## Short exercise a
Count the lines in the records below that contain the string "swatch", matching case exactly. Reply with the number alone.

## Text shown

In computer science, symbolic execution (also symbolic evaluation or symbex) is a means of analyzing a program to determine what inputs cause each part of a program to execute. An interpreter follows the program, assuming symbolic values for inputs rather than obtaining actual inputs as normal execution of the program would. It thus arrives at expressions in terms of those symbols for expressions and variables in the program, and constraints in terms of those symbols for the possible outcomes of each conditional branch. Finally, the possible inputs that trigger a branch can be determined by solving the constraints.

The field of symbolic simulation applies the same concept to hardware. Symbolic computation applies the concept to the analysis of mathematical expressions.

Example

Consider the program below, which reads in a value and fails if the input is 6.

int f() {
  ...
  y = read();
  z = y * 2;
  if (z == 12) {
    fail();
  } else {
    printf("OK");
  }
}

During a normal execution ("concrete" execution), the program would read a concrete input value (e.g., 5) and assign it to y. Execution would then proceed with the multiplication and the conditional branch, which would evaluate to false and print OK.

## Records to process
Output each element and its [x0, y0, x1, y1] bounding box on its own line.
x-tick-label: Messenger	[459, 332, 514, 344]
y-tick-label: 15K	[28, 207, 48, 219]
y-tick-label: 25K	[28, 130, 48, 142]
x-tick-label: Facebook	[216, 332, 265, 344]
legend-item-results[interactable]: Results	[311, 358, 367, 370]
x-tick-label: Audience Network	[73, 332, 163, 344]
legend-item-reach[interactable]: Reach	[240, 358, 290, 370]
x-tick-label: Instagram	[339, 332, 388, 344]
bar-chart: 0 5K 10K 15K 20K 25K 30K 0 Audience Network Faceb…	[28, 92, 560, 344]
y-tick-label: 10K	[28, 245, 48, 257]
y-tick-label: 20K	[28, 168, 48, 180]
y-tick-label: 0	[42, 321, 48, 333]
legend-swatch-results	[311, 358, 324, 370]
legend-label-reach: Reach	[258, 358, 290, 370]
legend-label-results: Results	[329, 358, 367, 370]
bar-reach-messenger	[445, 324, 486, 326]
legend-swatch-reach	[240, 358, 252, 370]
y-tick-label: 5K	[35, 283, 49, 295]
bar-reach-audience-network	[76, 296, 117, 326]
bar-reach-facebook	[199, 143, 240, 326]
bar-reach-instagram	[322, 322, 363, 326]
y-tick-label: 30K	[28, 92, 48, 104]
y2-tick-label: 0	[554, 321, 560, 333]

## Short exercise b
In the text on symbolic execution, what does the field of symbolic simulation apply the same concept to?

## Exercise result a
2

## Exercise result b
Hardware.